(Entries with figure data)
◇ ◇ ◇ ◇ ◇ ◇ ◇

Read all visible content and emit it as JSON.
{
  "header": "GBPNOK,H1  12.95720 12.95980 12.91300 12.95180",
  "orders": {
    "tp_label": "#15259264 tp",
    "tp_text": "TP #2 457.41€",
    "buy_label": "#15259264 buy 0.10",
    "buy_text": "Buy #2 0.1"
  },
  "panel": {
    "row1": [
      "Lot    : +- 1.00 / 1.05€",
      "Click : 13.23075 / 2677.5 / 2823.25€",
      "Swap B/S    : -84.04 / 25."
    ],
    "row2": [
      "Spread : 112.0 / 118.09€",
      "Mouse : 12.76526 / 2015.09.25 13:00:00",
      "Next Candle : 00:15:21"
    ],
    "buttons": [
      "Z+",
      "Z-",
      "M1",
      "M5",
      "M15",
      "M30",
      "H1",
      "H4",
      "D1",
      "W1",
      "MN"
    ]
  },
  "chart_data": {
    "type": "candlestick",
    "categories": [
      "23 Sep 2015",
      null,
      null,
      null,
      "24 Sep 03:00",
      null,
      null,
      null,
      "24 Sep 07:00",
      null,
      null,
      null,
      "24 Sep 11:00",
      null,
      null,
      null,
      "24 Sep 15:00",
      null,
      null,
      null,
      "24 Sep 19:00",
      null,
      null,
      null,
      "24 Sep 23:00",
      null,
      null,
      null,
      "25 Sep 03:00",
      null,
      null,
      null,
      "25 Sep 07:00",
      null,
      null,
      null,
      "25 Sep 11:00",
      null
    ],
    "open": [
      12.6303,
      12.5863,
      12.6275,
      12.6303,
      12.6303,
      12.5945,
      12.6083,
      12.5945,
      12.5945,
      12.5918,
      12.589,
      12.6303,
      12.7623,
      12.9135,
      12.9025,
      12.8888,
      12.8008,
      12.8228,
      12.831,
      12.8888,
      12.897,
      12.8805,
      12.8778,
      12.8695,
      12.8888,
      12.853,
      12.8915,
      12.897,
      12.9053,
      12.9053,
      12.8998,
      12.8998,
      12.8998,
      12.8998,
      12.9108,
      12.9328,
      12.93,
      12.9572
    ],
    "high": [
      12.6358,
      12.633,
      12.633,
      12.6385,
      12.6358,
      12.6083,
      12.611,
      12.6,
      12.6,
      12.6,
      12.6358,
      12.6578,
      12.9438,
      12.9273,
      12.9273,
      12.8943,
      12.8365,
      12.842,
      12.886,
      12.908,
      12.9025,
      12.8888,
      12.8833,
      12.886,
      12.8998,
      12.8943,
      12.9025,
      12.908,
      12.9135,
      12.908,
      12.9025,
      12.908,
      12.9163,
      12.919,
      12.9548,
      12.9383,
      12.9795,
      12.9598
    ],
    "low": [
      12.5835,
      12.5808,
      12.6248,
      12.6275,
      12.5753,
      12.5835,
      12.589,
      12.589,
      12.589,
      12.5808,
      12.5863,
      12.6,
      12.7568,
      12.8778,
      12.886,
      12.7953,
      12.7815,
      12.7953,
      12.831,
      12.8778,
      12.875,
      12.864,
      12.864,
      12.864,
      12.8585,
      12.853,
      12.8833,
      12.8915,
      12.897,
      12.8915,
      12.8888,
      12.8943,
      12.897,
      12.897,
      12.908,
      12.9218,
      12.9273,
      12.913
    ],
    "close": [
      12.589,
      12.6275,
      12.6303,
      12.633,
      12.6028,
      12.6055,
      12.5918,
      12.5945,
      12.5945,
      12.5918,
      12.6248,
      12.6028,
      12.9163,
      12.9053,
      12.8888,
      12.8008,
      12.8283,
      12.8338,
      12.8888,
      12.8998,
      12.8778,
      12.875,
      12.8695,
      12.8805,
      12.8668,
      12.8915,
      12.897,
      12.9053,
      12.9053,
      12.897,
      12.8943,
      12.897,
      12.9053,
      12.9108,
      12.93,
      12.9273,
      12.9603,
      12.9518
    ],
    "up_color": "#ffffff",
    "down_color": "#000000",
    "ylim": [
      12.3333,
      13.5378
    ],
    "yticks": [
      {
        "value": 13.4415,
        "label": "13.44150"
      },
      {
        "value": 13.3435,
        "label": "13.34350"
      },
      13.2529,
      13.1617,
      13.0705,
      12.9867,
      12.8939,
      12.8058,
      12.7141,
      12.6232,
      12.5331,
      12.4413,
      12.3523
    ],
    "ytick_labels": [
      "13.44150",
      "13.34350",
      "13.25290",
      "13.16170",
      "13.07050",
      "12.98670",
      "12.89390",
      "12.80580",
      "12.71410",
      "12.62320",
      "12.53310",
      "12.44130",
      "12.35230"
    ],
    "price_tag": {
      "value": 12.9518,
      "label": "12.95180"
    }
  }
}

◇ ◇ ◇ ◇ ◇ ◇ ◇

OBJECTIVE: Every record shown above should be written out again exactly.

OUTPUT FOR THIS EXERCISE:
Read all visible content and emit it as JSON.
{
  "header": "GBPNOK,H1  12.95720 12.95980 12.91300 12.95180",
  "orders": {
    "tp_label": "#15259264 tp",
    "tp_text": "TP #2 457.41€",
    "buy_label": "#15259264 buy 0.10",
    "buy_text": "Buy #2 0.1"
  },
  "panel": {
    "row1": [
      "Lot    : +- 1.00 / 1.05€",
      "Click : 13.23075 / 2677.5 / 2823.25€",
      "Swap B/S    : -84.04 / 25."
    ],
    "row2": [
      "Spread : 112.0 / 118.09€",
      "Mouse : 12.76526 / 2015.09.25 13:00:00",
      "Next Candle : 00:15:21"
    ],
    "buttons": [
      "Z+",
      "Z-",
      "M1",
      "M5",
      "M15",
      "M30",
      "H1",
      "H4",
      "D1",
      "W1",
      "MN"
    ]
  },
  "chart_data": {
    "type": "candlestick",
    "categories": [
      "23 Sep 2015",
      null,
      null,
      null,
      "24 Sep 03:00",
      null,
      null,
      null,
      "24 Sep 07:00",
      null,
      null,
      null,
      "24 Sep 11:00",
      null,
      null,
      null,
      "24 Sep 15:00",
      null,
      null,
      null,
      "24 Sep 19:00",
      null,
      null,
      null,
      "24 Sep 23:00",
      null,
      null,
      null,
      "25 Sep 03:00",
      null,
      null,
      null,
      "25 Sep 07:00",
      null,
      null,
      null,
      "25 Sep 11:00",
      null
    ],
    "open": [
      12.6303,
      12.5863,
      12.6275,
      12.6303,
      12.6303,
      12.5945,
      12.6083,
      12.5945,
      12.5945,
      12.5918,
      12.589,
      12.6303,
      12.7623,
      12.9135,
      12.9025,
      12.8888,
      12.8008,
      12.8228,
      12.831,
      12.8888,
      12.897,
      12.8805,
      12.8778,
      12.8695,
      12.8888,
      12.853,
      12.8915,
      12.897,
      12.9053,
      12.9053,
      12.8998,
      12.8998,
      12.8998,
      12.8998,
      12.9108,
      12.9328,
      12.93,
      12.9572
    ],
    "high": [
      12.6358,
      12.633,
      12.633,
      12.6385,
      12.6358,
      12.6083,
      12.611,
      12.6,
      12.6,
      12.6,
      12.6358,
      12.6578,
      12.9438,
      12.9273,
      12.9273,
      12.8943,
      12.8365,
      12.842,
      12.886,
      12.908,
      12.9025,
      12.8888,
      12.8833,
      12.886,
      12.8998,
      12.8943,
      12.9025,
      12.908,
      12.9135,
      12.908,
      12.9025,
      12.908,
      12.9163,
      12.919,
      12.9548,
      12.9383,
      12.9795,
      12.9598
    ],
    "low": [
      12.5835,
      12.5808,
      12.6248,
      12.6275,
      12.5753,
      12.5835,
      12.589,
      12.589,
      12.589,
      12.5808,
      12.5863,
      12.6,
      12.7568,
      12.8778,
      12.886,
      12.7953,
      12.7815,
      12.7953,
      12.831,
      12.8778,
      12.875,
      12.864,
      12.864,
      12.864,
      12.8585,
      12.853,
      12.8833,
      12.8915,
      12.897,
      12.8915,
      12.8888,
      12.8943,
      12.897,
      12.897,
      12.908,
      12.9218,
      12.9273,
      12.913
    ],
    "close": [
      12.589,
      12.6275,
      12.6303,
      12.633,
      12.6028,
      12.6055,
      12.5918,
      12.5945,
      12.5945,
      12.5918,
      12.6248,
      12.6028,
      12.9163,
      12.9053,
      12.8888,
      12.8008,
      12.8283,
      12.8338,
      12.8888,
      12.8998,
      12.8778,
      12.875,
      12.8695,
      12.8805,
      12.8668,
      12.8915,
      12.897,
      12.9053,
      12.9053,
      12.897,
      12.8943,
      12.897,
      12.9053,
      12.9108,
      12.93,
      12.9273,
      12.9603,
      12.9518
    ],
    "up_color": "#ffffff",
    "down_color": "#000000",
    "ylim": [
      12.3333,
      13.5378
    ],
    "yticks": [
      {
        "value": 13.4415,
        "label": "13.44150"
      },
      {
        "value": 13.3435,
        "label": "13.34350"
      },
      13.2529,
      13.1617,
      13.0705,
      12.9867,
      12.8939,
      12.8058,
      12.7141,
      12.6232,
      12.5331,
      12.4413,
      12.3523
    ],
    "ytick_labels": [
      "13.44150",
      "13.34350",
      "13.25290",
      "13.16170",
      "13.07050",
      "12.98670",
      "12.89390",
      "12.80580",
      "12.71410",
      "12.62320",
      "12.53310",
      "12.44130",
      "12.35230"
    ],
    "price_tag": {
      "value": 12.9518,
      "label": "12.95180"
    }
  }
}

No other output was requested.